Pictures in the records should not be copied, but every other part must be repeated exactly.

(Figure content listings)
━━━━

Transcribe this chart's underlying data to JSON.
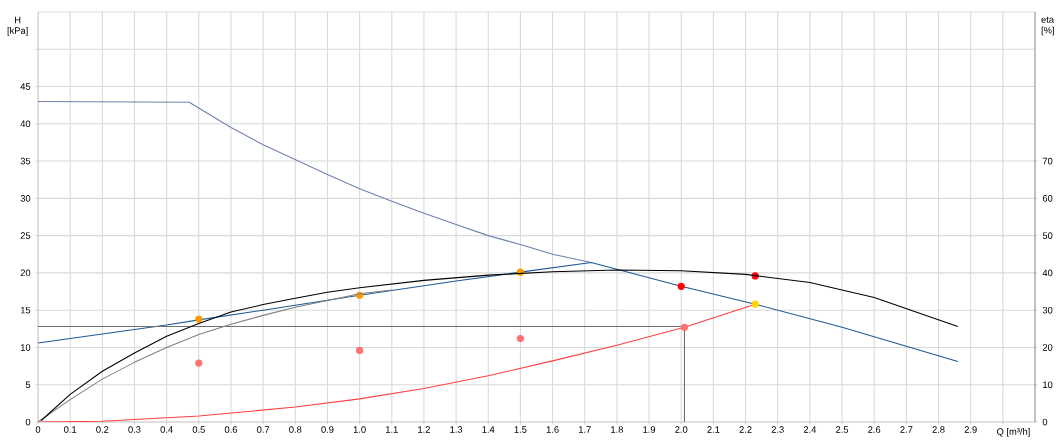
{
  "chart_data": {
    "type": "line",
    "xlabel": "Q [m³/h]",
    "ylabel": "H [kPa]",
    "y2label": "eta [%]",
    "xlim": [
      0,
      3.1
    ],
    "xticks": [
      0,
      0.1,
      0.2,
      0.3,
      0.4,
      0.5,
      0.6,
      0.7,
      0.8,
      0.9,
      {
        "value": 1,
        "label": "1.0"
      },
      1.1,
      1.2,
      1.3,
      1.4,
      1.5,
      1.6,
      1.7,
      1.8,
      1.9,
      {
        "value": 2,
        "label": "2.0"
      },
      2.1,
      2.2,
      2.3,
      2.4,
      2.5,
      2.6,
      2.7,
      2.8,
      2.9,
      {
        "value": 3,
        "label": null
      }
    ],
    "ylim": [
      0,
      55
    ],
    "yticks": [
      0,
      5,
      10,
      15,
      20,
      25,
      30,
      35,
      40,
      45,
      {
        "value": 50,
        "label": null
      }
    ],
    "y2lim": [
      0,
      110
    ],
    "y2ticks": [
      0,
      10,
      20,
      30,
      40,
      50,
      60,
      70
    ],
    "grid": true,
    "series": [
      {
        "color": "#6e82ad",
        "x": [
          0,
          0.47,
          0.6,
          0.7,
          0.8,
          0.9,
          1.0,
          1.1,
          1.2,
          1.3,
          1.4,
          1.5,
          1.6,
          1.72
        ],
        "values": [
          43,
          42.9,
          39.5,
          37.2,
          35.2,
          33.2,
          31.3,
          29.6,
          28.0,
          26.5,
          25.0,
          23.8,
          22.5,
          21.4
        ]
      },
      {
        "color": "#808080",
        "axis": "y2",
        "x": [
          0,
          0.1,
          0.2,
          0.3,
          0.4,
          0.5,
          0.6,
          0.7,
          0.8,
          0.9,
          1.0,
          1.1
        ],
        "values": [
          0,
          6,
          11.5,
          16,
          20,
          23.5,
          26.2,
          28.6,
          30.8,
          32.6,
          34.4,
          35.4
        ]
      },
      {
        "color": "#000000",
        "axis": "y2",
        "x": [
          0.01,
          0.1,
          0.2,
          0.3,
          0.4,
          0.5,
          0.6,
          0.7,
          0.8,
          0.9,
          1.0,
          1.2,
          1.4,
          1.6,
          1.8,
          2.0,
          2.2,
          2.4,
          2.6,
          2.86
        ],
        "values": [
          0.4,
          7.4,
          13.6,
          18.5,
          23,
          26.4,
          29.5,
          31.5,
          33.2,
          34.8,
          36,
          38,
          39.4,
          40.3,
          40.8,
          40.6,
          39.6,
          37.4,
          33.4,
          25.6
        ]
      },
      {
        "color": "#1f5a96",
        "x": [
          0,
          0.2,
          0.4,
          0.5,
          0.7,
          1.0,
          1.3,
          1.5,
          1.72,
          2.0,
          2.23,
          2.5,
          2.86
        ],
        "values": [
          10.6,
          11.8,
          13.0,
          13.7,
          15.0,
          17.0,
          18.9,
          20.1,
          21.4,
          18.2,
          15.8,
          12.7,
          8.1
        ]
      },
      {
        "color": "#ff4040",
        "x": [
          0,
          0.2,
          0.5,
          0.8,
          1.0,
          1.2,
          1.4,
          1.6,
          1.8,
          2.01,
          2.23
        ],
        "values": [
          0,
          0.1,
          0.8,
          2.0,
          3.1,
          4.5,
          6.2,
          8.2,
          10.3,
          12.7,
          15.8
        ]
      },
      {
        "color": "#707070",
        "x": [
          0,
          2.01,
          2.01
        ],
        "values": [
          12.8,
          12.8,
          0
        ]
      },
      {
        "type": "scatter",
        "color": "#ff9900",
        "x": [
          0.5,
          1.0,
          1.5
        ],
        "values": [
          13.8,
          17.0,
          20.1
        ]
      },
      {
        "type": "scatter",
        "color": "#ffd700",
        "x": [
          2.23
        ],
        "values": [
          15.8
        ]
      },
      {
        "type": "scatter",
        "color": "#ff0000",
        "x": [
          2.0,
          2.23
        ],
        "values": [
          18.2,
          19.6
        ]
      },
      {
        "type": "scatter",
        "color": "#ff7070",
        "x": [
          0.5,
          1.0,
          1.5,
          2.01
        ],
        "values": [
          7.9,
          9.6,
          11.2,
          12.7
        ]
      }
    ]
  }
}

━━━━

## [TASK OUTPUT]
Transcribe this chart's underlying data to JSON.
{
  "chart_data": {
    "type": "line",
    "xlabel": "Q [m³/h]",
    "ylabel": "H [kPa]",
    "y2label": "eta [%]",
    "xlim": [
      0,
      3.1
    ],
    "xticks": [
      0,
      0.1,
      0.2,
      0.3,
      0.4,
      0.5,
      0.6,
      0.7,
      0.8,
      0.9,
      {
        "value": 1,
        "label": "1.0"
      },
      1.1,
      1.2,
      1.3,
      1.4,
      1.5,
      1.6,
      1.7,
      1.8,
      1.9,
      {
        "value": 2,
        "label": "2.0"
      },
      2.1,
      2.2,
      2.3,
      2.4,
      2.5,
      2.6,
      2.7,
      2.8,
      2.9,
      {
        "value": 3,
        "label": null
      }
    ],
    "ylim": [
      0,
      55
    ],
    "yticks": [
      0,
      5,
      10,
      15,
      20,
      25,
      30,
      35,
      40,
      45,
      {
        "value": 50,
        "label": null
      }
    ],
    "y2lim": [
      0,
      110
    ],
    "y2ticks": [
      0,
      10,
      20,
      30,
      40,
      50,
      60,
      70
    ],
    "grid": true,
    "series": [
      {
        "color": "#6e82ad",
        "x": [
          0,
          0.47,
          0.6,
          0.7,
          0.8,
          0.9,
          1.0,
          1.1,
          1.2,
          1.3,
          1.4,
          1.5,
          1.6,
          1.72
        ],
        "values": [
          43,
          42.9,
          39.5,
          37.2,
          35.2,
          33.2,
          31.3,
          29.6,
          28.0,
          26.5,
          25.0,
          23.8,
          22.5,
          21.4
        ]
      },
      {
        "color": "#808080",
        "axis": "y2",
        "x": [
          0,
          0.1,
          0.2,
          0.3,
          0.4,
          0.5,
          0.6,
          0.7,
          0.8,
          0.9,
          1.0,
          1.1
        ],
        "values": [
          0,
          6,
          11.5,
          16,
          20,
          23.5,
          26.2,
          28.6,
          30.8,
          32.6,
          34.4,
          35.4
        ]
      },
      {
        "color": "#000000",
        "axis": "y2",
        "x": [
          0.01,
          0.1,
          0.2,
          0.3,
          0.4,
          0.5,
          0.6,
          0.7,
          0.8,
          0.9,
          1.0,
          1.2,
          1.4,
          1.6,
          1.8,
          2.0,
          2.2,
          2.4,
          2.6,
          2.86
        ],
        "values": [
          0.4,
          7.4,
          13.6,
          18.5,
          23,
          26.4,
          29.5,
          31.5,
          33.2,
          34.8,
          36,
          38,
          39.4,
          40.3,
          40.8,
          40.6,
          39.6,
          37.4,
          33.4,
          25.6
        ]
      },
      {
        "color": "#1f5a96",
        "x": [
          0,
          0.2,
          0.4,
          0.5,
          0.7,
          1.0,
          1.3,
          1.5,
          1.72,
          2.0,
          2.23,
          2.5,
          2.86
        ],
        "values": [
          10.6,
          11.8,
          13.0,
          13.7,
          15.0,
          17.0,
          18.9,
          20.1,
          21.4,
          18.2,
          15.8,
          12.7,
          8.1
        ]
      },
      {
        "color": "#ff4040",
        "x": [
          0,
          0.2,
          0.5,
          0.8,
          1.0,
          1.2,
          1.4,
          1.6,
          1.8,
          2.01,
          2.23
        ],
        "values": [
          0,
          0.1,
          0.8,
          2.0,
          3.1,
          4.5,
          6.2,
          8.2,
          10.3,
          12.7,
          15.8
        ]
      },
      {
        "color": "#707070",
        "x": [
          0,
          2.01,
          2.01
        ],
        "values": [
          12.8,
          12.8,
          0
        ]
      },
      {
        "type": "scatter",
        "color": "#ff9900",
        "x": [
          0.5,
          1.0,
          1.5
        ],
        "values": [
          13.8,
          17.0,
          20.1
        ]
      },
      {
        "type": "scatter",
        "color": "#ffd700",
        "x": [
          2.23
        ],
        "values": [
          15.8
        ]
      },
      {
        "type": "scatter",
        "color": "#ff0000",
        "x": [
          2.0,
          2.23
        ],
        "values": [
          18.2,
          19.6
        ]
      },
      {
        "type": "scatter",
        "color": "#ff7070",
        "x": [
          0.5,
          1.0,
          1.5,
          2.01
        ],
        "values": [
          7.9,
          9.6,
          11.2,
          12.7
        ]
      }
    ]
  }
}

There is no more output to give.